━━ EXERCISE DATA

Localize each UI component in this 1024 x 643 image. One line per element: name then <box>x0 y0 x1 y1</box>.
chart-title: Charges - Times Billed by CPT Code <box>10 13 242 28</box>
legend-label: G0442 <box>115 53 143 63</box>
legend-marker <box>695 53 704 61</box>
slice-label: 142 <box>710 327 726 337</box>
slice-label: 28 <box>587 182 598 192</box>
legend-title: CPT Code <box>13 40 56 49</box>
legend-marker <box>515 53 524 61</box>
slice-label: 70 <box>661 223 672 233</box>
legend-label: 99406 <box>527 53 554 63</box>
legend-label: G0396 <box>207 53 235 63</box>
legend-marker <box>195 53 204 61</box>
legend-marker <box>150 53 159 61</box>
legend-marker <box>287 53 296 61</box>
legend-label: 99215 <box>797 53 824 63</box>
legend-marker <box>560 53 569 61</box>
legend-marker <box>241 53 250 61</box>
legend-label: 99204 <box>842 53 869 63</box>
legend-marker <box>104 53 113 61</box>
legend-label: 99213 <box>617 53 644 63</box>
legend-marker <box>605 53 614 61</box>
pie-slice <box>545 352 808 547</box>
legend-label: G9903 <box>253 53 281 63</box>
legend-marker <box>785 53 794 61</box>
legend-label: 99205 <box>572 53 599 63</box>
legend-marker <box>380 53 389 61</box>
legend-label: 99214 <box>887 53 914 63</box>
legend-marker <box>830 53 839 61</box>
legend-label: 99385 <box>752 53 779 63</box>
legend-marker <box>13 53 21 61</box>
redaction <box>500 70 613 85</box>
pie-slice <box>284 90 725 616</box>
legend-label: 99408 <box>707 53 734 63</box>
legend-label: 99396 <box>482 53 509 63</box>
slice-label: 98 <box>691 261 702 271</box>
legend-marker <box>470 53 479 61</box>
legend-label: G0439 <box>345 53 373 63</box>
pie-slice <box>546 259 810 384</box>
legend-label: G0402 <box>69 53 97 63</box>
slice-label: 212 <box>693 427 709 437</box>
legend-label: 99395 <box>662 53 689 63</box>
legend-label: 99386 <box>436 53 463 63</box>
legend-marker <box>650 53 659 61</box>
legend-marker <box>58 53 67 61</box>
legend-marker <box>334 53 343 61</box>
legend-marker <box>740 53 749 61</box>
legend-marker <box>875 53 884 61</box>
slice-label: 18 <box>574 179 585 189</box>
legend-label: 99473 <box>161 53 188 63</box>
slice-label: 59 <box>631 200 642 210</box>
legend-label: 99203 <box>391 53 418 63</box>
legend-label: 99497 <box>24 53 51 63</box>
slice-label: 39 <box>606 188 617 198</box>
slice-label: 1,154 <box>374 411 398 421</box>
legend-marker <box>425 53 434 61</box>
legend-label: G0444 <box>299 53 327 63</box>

━━━━

THE TASK:
Reproduce the material above word for word, keeping every line as it appears.

SOLUTION BELOW:
Localize each UI component in this 1024 x 643 image. One line per element: name then <box>x0 y0 x1 y1</box>.
chart-title: Charges - Times Billed by CPT Code <box>10 13 242 28</box>
legend-label: G0442 <box>115 53 143 63</box>
legend-marker <box>695 53 704 61</box>
slice-label: 142 <box>710 327 726 337</box>
slice-label: 28 <box>587 182 598 192</box>
legend-title: CPT Code <box>13 40 56 49</box>
legend-marker <box>515 53 524 61</box>
slice-label: 70 <box>661 223 672 233</box>
legend-label: 99406 <box>527 53 554 63</box>
legend-label: G0396 <box>207 53 235 63</box>
legend-marker <box>195 53 204 61</box>
legend-marker <box>150 53 159 61</box>
legend-marker <box>287 53 296 61</box>
legend-label: 99215 <box>797 53 824 63</box>
legend-marker <box>560 53 569 61</box>
legend-marker <box>241 53 250 61</box>
legend-label: 99204 <box>842 53 869 63</box>
legend-marker <box>104 53 113 61</box>
legend-label: 99213 <box>617 53 644 63</box>
legend-marker <box>605 53 614 61</box>
pie-slice <box>545 352 808 547</box>
legend-label: G9903 <box>253 53 281 63</box>
legend-marker <box>785 53 794 61</box>
legend-label: 99205 <box>572 53 599 63</box>
legend-marker <box>380 53 389 61</box>
legend-label: 99214 <box>887 53 914 63</box>
legend-marker <box>830 53 839 61</box>
legend-label: 99385 <box>752 53 779 63</box>
legend-marker <box>13 53 21 61</box>
redaction <box>500 70 613 85</box>
pie-slice <box>284 90 725 616</box>
legend-label: 99408 <box>707 53 734 63</box>
legend-label: 99396 <box>482 53 509 63</box>
slice-label: 98 <box>691 261 702 271</box>
legend-marker <box>470 53 479 61</box>
legend-label: G0439 <box>345 53 373 63</box>
pie-slice <box>546 259 810 384</box>
legend-label: G0402 <box>69 53 97 63</box>
slice-label: 212 <box>693 427 709 437</box>
legend-label: 99395 <box>662 53 689 63</box>
legend-label: 99386 <box>436 53 463 63</box>
legend-marker <box>650 53 659 61</box>
legend-marker <box>58 53 67 61</box>
legend-marker <box>334 53 343 61</box>
legend-marker <box>740 53 749 61</box>
legend-marker <box>875 53 884 61</box>
slice-label: 18 <box>574 179 585 189</box>
legend-label: 99473 <box>161 53 188 63</box>
slice-label: 59 <box>631 200 642 210</box>
legend-label: 99203 <box>391 53 418 63</box>
legend-label: 99497 <box>24 53 51 63</box>
slice-label: 39 <box>606 188 617 198</box>
slice-label: 1,154 <box>374 411 398 421</box>
legend-marker <box>425 53 434 61</box>
legend-label: G0444 <box>299 53 327 63</box>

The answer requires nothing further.